◆ **Exercise instructions**
Scan the entries below. List each line with "JSON".

- - -

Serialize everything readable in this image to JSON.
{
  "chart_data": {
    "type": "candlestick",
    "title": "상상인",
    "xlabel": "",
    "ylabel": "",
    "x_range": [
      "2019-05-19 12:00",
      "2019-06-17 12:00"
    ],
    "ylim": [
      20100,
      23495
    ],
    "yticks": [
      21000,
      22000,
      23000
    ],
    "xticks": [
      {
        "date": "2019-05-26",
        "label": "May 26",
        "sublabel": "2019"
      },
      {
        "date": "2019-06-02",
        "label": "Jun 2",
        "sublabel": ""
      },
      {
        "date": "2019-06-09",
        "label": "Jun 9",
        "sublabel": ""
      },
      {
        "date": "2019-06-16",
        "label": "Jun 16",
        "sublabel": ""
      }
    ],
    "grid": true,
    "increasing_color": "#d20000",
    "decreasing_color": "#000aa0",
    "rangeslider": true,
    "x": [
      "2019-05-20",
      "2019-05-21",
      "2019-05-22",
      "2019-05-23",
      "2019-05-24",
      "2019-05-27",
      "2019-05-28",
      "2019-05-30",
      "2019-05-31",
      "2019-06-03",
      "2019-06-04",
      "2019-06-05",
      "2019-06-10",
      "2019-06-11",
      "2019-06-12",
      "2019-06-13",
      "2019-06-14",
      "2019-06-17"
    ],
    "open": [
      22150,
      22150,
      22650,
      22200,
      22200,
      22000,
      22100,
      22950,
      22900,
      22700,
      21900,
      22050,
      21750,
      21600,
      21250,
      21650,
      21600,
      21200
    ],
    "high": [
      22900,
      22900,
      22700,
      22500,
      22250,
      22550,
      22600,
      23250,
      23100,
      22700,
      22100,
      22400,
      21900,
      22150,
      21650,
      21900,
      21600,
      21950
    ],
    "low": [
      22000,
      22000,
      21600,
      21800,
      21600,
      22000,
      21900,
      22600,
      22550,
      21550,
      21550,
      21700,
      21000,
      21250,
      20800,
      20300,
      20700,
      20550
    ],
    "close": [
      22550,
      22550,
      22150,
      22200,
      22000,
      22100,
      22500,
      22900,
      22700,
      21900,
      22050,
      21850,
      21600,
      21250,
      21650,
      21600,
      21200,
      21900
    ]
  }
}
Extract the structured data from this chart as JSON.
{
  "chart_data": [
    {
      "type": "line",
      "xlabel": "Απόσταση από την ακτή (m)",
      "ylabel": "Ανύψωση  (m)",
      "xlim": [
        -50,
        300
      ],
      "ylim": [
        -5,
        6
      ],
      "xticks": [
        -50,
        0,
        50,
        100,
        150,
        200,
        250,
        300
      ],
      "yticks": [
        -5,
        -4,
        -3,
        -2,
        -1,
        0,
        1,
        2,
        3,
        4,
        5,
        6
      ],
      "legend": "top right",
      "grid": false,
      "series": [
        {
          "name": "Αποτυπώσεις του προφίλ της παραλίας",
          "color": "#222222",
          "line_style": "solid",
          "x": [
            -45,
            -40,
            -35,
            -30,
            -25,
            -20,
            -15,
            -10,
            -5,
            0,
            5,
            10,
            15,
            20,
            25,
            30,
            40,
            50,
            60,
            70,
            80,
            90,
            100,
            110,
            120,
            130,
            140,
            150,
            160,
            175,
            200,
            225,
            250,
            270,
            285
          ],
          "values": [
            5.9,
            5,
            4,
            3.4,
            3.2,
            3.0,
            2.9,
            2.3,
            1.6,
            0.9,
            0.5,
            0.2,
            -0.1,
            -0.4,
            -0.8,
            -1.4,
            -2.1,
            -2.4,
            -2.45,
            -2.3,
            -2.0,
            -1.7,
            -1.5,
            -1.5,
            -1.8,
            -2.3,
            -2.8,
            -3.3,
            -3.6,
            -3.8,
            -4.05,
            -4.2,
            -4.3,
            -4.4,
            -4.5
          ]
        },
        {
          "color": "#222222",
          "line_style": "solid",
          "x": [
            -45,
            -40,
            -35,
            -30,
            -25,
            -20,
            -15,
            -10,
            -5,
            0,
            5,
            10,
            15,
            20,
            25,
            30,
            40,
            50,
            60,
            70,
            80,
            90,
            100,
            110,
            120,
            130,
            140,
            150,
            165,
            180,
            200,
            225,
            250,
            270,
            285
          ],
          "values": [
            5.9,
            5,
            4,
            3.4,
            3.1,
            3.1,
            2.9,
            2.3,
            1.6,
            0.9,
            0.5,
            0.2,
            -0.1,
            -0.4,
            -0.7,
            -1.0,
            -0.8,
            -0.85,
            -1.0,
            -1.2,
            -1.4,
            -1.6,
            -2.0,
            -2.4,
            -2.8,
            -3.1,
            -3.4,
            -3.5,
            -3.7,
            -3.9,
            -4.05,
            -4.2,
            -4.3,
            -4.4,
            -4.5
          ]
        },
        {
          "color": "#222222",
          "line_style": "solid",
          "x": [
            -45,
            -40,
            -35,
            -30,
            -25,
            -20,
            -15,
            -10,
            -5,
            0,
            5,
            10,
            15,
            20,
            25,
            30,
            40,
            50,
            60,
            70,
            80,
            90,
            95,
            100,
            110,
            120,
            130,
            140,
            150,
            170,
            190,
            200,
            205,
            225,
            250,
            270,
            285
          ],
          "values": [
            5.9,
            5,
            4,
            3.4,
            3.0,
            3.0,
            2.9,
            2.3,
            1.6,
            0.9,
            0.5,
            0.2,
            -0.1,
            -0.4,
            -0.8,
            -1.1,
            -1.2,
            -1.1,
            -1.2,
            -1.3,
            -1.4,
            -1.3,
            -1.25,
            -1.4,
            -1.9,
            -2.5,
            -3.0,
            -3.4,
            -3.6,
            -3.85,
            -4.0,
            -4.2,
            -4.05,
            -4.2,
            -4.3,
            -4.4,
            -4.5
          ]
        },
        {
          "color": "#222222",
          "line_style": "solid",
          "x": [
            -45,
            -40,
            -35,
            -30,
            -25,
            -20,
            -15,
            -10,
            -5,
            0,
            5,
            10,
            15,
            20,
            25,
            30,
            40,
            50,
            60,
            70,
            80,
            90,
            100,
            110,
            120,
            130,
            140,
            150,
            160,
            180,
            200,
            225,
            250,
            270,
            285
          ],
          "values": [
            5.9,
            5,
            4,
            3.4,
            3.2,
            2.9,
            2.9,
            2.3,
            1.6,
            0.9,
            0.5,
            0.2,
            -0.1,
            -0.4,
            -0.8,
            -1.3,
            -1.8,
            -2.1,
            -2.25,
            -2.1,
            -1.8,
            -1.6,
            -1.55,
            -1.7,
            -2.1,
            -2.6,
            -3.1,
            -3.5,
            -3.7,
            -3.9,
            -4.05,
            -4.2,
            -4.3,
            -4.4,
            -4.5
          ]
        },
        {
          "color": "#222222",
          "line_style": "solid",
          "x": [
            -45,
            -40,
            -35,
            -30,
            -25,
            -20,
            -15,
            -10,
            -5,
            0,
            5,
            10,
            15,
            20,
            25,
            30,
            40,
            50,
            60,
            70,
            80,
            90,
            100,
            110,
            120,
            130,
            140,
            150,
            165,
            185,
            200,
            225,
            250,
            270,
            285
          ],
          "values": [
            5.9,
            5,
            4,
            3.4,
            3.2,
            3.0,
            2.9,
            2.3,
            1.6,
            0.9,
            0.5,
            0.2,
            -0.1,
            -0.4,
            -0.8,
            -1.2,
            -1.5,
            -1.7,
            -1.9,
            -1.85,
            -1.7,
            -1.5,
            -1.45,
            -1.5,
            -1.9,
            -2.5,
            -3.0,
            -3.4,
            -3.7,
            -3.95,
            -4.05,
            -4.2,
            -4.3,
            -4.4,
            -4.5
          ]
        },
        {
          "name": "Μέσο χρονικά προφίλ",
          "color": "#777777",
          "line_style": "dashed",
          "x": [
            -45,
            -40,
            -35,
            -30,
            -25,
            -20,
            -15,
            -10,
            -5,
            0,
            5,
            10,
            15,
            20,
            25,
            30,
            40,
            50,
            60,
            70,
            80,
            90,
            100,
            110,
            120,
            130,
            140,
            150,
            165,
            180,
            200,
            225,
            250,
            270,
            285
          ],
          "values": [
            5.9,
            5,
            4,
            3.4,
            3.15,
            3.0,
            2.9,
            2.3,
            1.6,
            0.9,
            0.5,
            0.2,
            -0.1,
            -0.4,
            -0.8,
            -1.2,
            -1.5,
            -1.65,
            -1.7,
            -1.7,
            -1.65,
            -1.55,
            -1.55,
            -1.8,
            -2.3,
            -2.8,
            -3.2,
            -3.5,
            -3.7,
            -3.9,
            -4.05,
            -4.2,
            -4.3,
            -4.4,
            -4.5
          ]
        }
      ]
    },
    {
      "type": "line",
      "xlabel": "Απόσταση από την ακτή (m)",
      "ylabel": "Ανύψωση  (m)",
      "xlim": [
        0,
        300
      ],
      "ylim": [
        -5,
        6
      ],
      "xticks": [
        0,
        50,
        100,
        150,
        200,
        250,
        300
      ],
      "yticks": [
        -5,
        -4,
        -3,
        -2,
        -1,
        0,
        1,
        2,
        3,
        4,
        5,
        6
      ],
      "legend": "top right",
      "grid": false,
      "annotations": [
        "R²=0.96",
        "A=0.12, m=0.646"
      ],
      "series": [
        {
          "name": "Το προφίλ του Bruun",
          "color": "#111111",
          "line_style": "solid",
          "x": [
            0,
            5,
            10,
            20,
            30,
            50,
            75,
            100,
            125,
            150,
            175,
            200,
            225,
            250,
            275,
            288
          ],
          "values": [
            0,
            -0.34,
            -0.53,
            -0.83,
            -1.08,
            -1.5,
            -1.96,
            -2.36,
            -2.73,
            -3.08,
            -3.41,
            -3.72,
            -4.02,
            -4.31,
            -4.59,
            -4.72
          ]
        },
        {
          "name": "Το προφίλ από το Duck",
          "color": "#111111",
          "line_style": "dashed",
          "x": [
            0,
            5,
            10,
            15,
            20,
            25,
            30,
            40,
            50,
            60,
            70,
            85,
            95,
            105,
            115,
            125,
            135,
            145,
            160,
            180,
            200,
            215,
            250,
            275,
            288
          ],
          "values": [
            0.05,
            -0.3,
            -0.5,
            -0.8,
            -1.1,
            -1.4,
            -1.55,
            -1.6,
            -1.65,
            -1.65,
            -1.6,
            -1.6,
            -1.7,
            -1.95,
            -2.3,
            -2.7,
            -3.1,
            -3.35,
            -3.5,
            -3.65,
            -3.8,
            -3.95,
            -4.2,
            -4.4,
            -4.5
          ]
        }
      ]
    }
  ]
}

- - -

◆ **Written solution**
Serialize everything readable in this image to JSON.
Extract the structured data from this chart as JSON.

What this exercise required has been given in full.